_TEXT FOR ANALYSIS:_
*****

Crashlytics Twitter Acquisition

Following the acquisition of Crashlytics by Twitter we sat down with co-founder Jeff Seibert to learn about their journey. 

Crashlytics wasn’t Jeff’s first time at bat.  Out of Stanford he started Increo – a document collaboration and sharing product. This idea started from the simple need for online document collaboration tools and evolved into an incredibly robust online document display technology that was acquired by Box.net

After leaving Box.net Jeff started Crashlytics in order to manage the massive and poorly structured crash reporting data generated by mobile apps when they crash.  He built on his professional experience as a developer to create a polished developer tool that all mobile devs need, but which nobody had the time to dedicate to fully solving.

What really struck me was the degree of care and production that went  into everything this company did.  From their website (shown below compared to the FB iOS SDK landing  page) to the slides Jeff showed us – every visible element of the technology demonstrated a true artisanal care:

image

Surprisingly, Crashlytics was built completely counter to the MVP methodologies.  Jeff candidly stated that they did very little testing.  The team relied on their personal experience as developers and personal taste to product a high quality product.  The stated purpose was to avoid design by committee – which often can lead to mediocre products (that nobody hates, but also that nobody loves).

Jeff was also kind enough to capture 5 tactical tips that every startup hopeful show keep in mind:

  1. Incorporate feedback before seeking funding

    • Investors are a great source of information.  Use them to learn and make your product better BEFORE asking them for money.  Ideally, by the time you hit them up for an investment they already love you.
  2. Balance Team

    • Engineers thing that if you build it users will come.  This magic doesn’t happen – there are just too many products in a super crowded technology market place.  Make sure you hire the people you need to make distribution happen.  For most startups today the go to market or customer  needs issues are the key uncertainty – not the product.

*****

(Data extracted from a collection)
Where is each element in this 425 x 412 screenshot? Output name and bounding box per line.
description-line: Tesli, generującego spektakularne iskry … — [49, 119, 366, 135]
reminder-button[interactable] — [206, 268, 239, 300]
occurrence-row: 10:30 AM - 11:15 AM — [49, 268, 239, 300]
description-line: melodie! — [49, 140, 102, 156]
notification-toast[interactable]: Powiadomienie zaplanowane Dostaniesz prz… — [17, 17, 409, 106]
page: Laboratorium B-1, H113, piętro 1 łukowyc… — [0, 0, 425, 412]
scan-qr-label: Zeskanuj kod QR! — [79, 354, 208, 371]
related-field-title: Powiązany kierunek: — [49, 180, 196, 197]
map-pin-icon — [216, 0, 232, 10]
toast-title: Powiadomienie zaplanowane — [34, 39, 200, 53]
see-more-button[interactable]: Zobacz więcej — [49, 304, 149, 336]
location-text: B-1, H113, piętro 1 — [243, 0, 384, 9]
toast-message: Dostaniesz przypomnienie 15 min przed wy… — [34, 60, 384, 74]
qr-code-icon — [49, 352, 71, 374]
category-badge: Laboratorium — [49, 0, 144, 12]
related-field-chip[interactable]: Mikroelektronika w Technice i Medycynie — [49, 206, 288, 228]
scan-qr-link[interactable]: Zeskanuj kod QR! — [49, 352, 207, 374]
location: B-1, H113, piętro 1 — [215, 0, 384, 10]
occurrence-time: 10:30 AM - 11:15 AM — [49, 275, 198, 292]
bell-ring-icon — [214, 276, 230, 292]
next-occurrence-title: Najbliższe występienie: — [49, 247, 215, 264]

*****

_APPLY WHAT YOU READ:_
A. According to the text on the Crashlytics acquisition, which company acquired Increo?
B. Reproduce the passage of the Crashlytics text starting at "1. Incorporate feedback" and ending at "not the product.".

_OUTPUTS FOR THE TASKS:_
A. Box.net

B.
1. Incorporate feedback before seeking funding

    • Investors are a great source of information.  Use them to learn and make your product better BEFORE asking them for money.  Ideally, by the time you hit them up for an investment they already love you.
  2. Balance Team

    • Engineers thing that if you build it users will come.  This magic doesn’t happen – there are just too many products in a super crowded technology market place.  Make sure you hire the people you need to make distribution happen.  For most startups today the go to market or customer  needs issues are the key uncertainty – not the product.